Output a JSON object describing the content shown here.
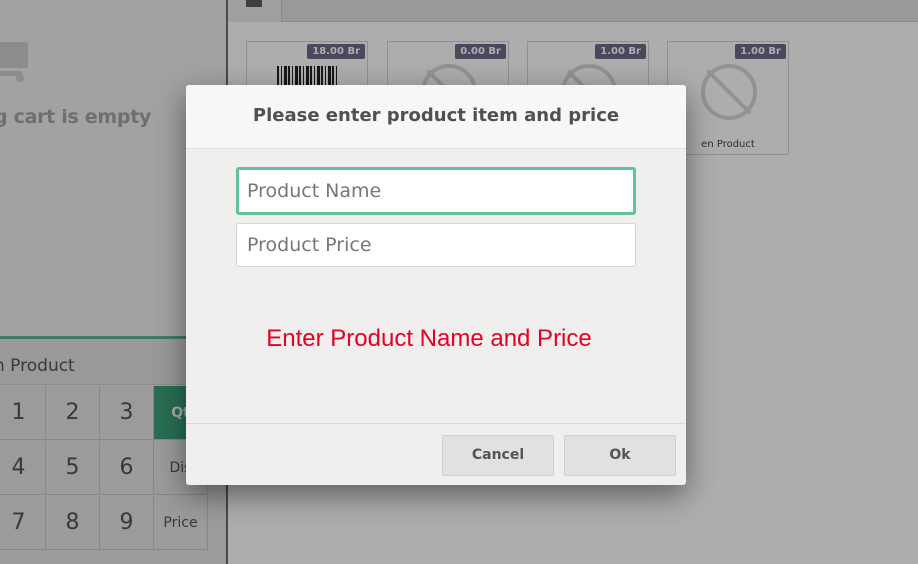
{
  "cart": {
    "empty_text": "g cart is empty",
    "product_row_label": "n Product"
  },
  "numpad": {
    "keys": [
      "1",
      "2",
      "3",
      "Qt",
      "4",
      "5",
      "6",
      "Dis",
      "7",
      "8",
      "9",
      "Price"
    ],
    "active_mode": "Qt"
  },
  "products": [
    {
      "price": "18.00 Br",
      "name": "",
      "image": "barcode"
    },
    {
      "price": "0.00 Br",
      "name": "",
      "image": "no-photo"
    },
    {
      "price": "1.00 Br",
      "name": "",
      "image": "no-photo"
    },
    {
      "price": "1.00 Br",
      "name": "en Product",
      "image": "no-photo"
    }
  ],
  "modal": {
    "title": "Please enter product item and price",
    "product_name_placeholder": "Product Name",
    "product_name_value": "",
    "product_price_placeholder": "Product Price",
    "product_price_value": "",
    "message": "Enter Product Name and Price",
    "cancel_label": "Cancel",
    "ok_label": "Ok"
  },
  "colors": {
    "accent": "#3ca37b",
    "focus_border": "#5fc49c",
    "error_text": "#e60023",
    "price_tag": "#6e6a8a"
  }
}
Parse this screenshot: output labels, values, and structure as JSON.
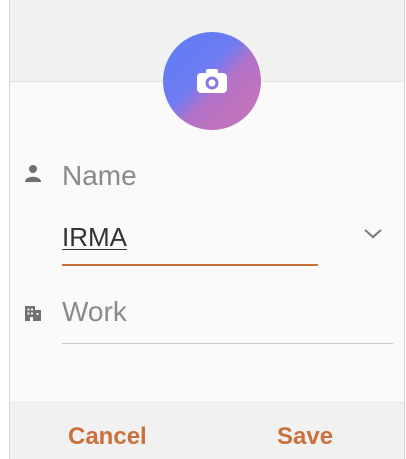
{
  "avatar": {
    "icon": "camera-icon",
    "gradient_colors": [
      "#5b7cf5",
      "#c975b3"
    ]
  },
  "name_field": {
    "label": "Name",
    "icon": "person-icon",
    "value": "IRMA",
    "expand_icon": "chevron-down-icon"
  },
  "work_field": {
    "placeholder": "Work",
    "icon": "building-icon"
  },
  "actions": {
    "cancel_label": "Cancel",
    "save_label": "Save"
  },
  "colors": {
    "accent": "#c9713d",
    "label_gray": "#8a8a8a",
    "icon_gray": "#707070"
  }
}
_ _ _ _ _ _ _
*Exercise brief*:
Repeat the material above word for word and skip every image in it.

*The reply*:
Output a JSON object describing the content shown here.
{
  "cart": {
    "empty_text": "g cart is empty",
    "product_row_label": "n Product"
  },
  "numpad": {
    "keys": [
      "1",
      "2",
      "3",
      "Qt",
      "4",
      "5",
      "6",
      "Dis",
      "7",
      "8",
      "9",
      "Price"
    ],
    "active_mode": "Qt"
  },
  "products": [
    {
      "price": "18.00 Br",
      "name": "",
      "image": "barcode"
    },
    {
      "price": "0.00 Br",
      "name": "",
      "image": "no-photo"
    },
    {
      "price": "1.00 Br",
      "name": "",
      "image": "no-photo"
    },
    {
      "price": "1.00 Br",
      "name": "en Product",
      "image": "no-photo"
    }
  ],
  "modal": {
    "title": "Please enter product item and price",
    "product_name_placeholder": "Product Name",
    "product_name_value": "",
    "product_price_placeholder": "Product Price",
    "product_price_value": "",
    "message": "Enter Product Name and Price",
    "cancel_label": "Cancel",
    "ok_label": "Ok"
  },
  "colors": {
    "accent": "#3ca37b",
    "focus_border": "#5fc49c",
    "error_text": "#e60023",
    "price_tag": "#6e6a8a"
  }
}
Parse this screenshot: output labels, values, and structure as JSON.
{
  "avatar": {
    "icon": "camera-icon",
    "gradient_colors": [
      "#5b7cf5",
      "#c975b3"
    ]
  },
  "name_field": {
    "label": "Name",
    "icon": "person-icon",
    "value": "IRMA",
    "expand_icon": "chevron-down-icon"
  },
  "work_field": {
    "placeholder": "Work",
    "icon": "building-icon"
  },
  "actions": {
    "cancel_label": "Cancel",
    "save_label": "Save"
  },
  "colors": {
    "accent": "#c9713d",
    "label_gray": "#8a8a8a",
    "icon_gray": "#707070"
  }
}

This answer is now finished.